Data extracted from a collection
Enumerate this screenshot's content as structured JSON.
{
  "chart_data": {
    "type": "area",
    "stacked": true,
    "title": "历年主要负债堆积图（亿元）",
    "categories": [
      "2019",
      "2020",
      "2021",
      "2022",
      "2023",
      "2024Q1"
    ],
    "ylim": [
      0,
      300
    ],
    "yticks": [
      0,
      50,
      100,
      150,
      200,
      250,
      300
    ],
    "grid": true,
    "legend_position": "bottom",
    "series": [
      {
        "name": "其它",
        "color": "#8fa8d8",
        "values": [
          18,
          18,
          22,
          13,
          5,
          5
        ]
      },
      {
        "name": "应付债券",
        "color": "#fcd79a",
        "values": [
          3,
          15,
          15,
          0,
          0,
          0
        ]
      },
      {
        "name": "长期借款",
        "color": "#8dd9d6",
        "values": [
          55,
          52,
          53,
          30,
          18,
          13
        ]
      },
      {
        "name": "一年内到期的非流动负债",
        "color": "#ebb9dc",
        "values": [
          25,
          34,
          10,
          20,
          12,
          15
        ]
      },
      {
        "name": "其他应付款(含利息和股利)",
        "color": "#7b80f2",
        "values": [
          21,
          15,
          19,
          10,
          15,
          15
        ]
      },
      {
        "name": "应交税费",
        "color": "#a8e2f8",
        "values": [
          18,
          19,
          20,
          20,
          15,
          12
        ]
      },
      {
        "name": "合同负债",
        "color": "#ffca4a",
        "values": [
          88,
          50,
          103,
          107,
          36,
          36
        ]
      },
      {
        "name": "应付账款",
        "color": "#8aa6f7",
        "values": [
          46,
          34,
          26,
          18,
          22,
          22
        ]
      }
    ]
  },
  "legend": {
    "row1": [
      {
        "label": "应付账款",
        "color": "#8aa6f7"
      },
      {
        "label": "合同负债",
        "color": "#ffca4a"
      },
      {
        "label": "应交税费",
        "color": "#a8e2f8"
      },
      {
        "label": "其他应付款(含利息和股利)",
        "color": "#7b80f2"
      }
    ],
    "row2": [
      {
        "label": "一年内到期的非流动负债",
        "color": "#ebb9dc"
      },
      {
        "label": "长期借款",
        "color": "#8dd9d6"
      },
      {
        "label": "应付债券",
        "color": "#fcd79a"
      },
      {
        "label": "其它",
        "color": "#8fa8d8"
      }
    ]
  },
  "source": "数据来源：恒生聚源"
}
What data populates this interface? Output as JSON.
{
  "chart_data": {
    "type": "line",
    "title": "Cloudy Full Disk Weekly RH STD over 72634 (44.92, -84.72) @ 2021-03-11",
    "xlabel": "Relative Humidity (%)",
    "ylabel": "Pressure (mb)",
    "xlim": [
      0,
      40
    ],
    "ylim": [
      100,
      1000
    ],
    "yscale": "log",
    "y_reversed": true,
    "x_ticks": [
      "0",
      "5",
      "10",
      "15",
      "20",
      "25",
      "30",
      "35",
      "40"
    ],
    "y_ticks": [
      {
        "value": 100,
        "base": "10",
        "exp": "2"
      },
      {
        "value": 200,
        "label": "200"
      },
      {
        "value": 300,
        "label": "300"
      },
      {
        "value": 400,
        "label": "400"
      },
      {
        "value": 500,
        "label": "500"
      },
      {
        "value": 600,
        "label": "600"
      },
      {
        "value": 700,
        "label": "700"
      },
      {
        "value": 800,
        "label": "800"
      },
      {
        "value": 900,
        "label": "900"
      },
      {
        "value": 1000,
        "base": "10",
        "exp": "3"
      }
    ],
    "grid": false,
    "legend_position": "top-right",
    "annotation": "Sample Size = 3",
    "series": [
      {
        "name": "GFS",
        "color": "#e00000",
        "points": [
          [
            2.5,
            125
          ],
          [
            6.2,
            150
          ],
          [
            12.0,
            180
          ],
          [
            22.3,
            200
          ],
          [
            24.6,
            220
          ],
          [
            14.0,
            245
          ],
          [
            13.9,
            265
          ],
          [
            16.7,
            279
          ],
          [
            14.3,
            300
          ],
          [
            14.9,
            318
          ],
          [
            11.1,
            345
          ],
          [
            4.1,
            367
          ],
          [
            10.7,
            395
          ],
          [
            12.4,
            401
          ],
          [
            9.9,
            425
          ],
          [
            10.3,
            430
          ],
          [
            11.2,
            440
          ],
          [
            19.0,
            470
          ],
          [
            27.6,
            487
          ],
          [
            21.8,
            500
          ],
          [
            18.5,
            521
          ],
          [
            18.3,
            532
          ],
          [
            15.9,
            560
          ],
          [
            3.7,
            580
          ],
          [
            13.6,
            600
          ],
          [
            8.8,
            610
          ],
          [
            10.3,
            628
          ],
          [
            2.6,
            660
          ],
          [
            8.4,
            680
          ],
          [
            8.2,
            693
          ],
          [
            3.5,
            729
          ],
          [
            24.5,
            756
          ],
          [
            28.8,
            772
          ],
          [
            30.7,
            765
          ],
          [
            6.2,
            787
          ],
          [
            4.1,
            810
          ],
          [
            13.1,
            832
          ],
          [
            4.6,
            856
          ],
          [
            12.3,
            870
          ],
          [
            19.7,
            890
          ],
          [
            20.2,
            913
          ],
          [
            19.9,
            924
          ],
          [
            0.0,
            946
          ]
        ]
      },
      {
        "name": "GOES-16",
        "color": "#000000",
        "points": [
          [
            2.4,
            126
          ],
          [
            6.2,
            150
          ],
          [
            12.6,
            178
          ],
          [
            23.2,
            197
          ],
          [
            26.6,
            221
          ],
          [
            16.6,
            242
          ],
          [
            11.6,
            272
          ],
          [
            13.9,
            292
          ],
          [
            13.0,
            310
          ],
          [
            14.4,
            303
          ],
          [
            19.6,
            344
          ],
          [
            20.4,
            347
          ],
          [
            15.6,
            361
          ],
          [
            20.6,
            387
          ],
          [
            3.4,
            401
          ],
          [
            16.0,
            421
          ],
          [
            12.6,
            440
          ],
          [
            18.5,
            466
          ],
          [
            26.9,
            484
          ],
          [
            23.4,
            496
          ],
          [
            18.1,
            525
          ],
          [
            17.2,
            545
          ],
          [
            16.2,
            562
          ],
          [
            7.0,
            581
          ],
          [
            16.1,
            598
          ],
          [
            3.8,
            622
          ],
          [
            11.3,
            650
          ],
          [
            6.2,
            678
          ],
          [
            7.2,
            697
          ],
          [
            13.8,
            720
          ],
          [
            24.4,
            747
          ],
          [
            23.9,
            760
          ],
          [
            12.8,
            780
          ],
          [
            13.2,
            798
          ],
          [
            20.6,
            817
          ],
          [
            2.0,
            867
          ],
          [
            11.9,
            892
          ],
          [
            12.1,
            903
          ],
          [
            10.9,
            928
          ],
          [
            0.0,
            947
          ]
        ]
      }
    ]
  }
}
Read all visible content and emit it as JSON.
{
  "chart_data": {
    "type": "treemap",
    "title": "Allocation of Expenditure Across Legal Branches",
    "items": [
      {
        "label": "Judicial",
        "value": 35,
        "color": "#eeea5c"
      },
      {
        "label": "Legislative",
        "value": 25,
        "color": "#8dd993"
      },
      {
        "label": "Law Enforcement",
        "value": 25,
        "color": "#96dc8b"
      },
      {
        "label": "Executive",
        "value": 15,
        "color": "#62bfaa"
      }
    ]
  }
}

§ Requirements
Set down only these lines, exactly: the line containing "Read all visible content and emit it as JSON." and each line after it, through the end of the listing.

§ Finished task
Read all visible content and emit it as JSON.
{
  "chart_data": {
    "type": "treemap",
    "title": "Allocation of Expenditure Across Legal Branches",
    "items": [
      {
        "label": "Judicial",
        "value": 35,
        "color": "#eeea5c"
      },
      {
        "label": "Legislative",
        "value": 25,
        "color": "#8dd993"
      },
      {
        "label": "Law Enforcement",
        "value": 25,
        "color": "#96dc8b"
      },
      {
        "label": "Executive",
        "value": 15,
        "color": "#62bfaa"
      }
    ]
  }
}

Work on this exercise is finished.